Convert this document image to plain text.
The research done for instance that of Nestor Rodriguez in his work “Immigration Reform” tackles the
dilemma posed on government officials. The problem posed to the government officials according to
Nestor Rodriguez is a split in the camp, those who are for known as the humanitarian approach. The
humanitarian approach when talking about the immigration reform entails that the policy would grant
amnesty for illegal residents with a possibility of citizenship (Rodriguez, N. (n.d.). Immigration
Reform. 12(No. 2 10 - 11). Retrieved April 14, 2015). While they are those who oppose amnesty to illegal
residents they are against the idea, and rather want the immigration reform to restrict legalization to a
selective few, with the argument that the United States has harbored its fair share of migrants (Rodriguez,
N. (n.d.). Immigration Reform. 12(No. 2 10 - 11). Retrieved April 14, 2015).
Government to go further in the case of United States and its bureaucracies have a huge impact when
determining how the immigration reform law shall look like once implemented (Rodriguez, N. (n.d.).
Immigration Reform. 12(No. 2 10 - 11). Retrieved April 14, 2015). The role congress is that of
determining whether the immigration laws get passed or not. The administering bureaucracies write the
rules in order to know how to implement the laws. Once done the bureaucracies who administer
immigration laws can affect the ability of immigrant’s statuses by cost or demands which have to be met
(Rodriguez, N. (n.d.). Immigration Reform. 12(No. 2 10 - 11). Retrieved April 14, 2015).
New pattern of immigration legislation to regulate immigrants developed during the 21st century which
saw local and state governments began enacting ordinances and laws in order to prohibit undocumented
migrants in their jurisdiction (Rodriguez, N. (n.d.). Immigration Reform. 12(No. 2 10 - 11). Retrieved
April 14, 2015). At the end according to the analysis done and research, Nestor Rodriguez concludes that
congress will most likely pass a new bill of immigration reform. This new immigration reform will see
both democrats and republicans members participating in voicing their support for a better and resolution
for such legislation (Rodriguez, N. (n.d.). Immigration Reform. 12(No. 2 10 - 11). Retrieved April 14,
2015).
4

==============================

Copy each line from the records above that includes the string "they".

SOLUTION:
Reform. 12(No. 2 10 - 11). Retrieved April 14, 2015). While they are those who oppose amnesty to illegal
residents they are against the idea, and rather want the immigration reform to restrict legalization to a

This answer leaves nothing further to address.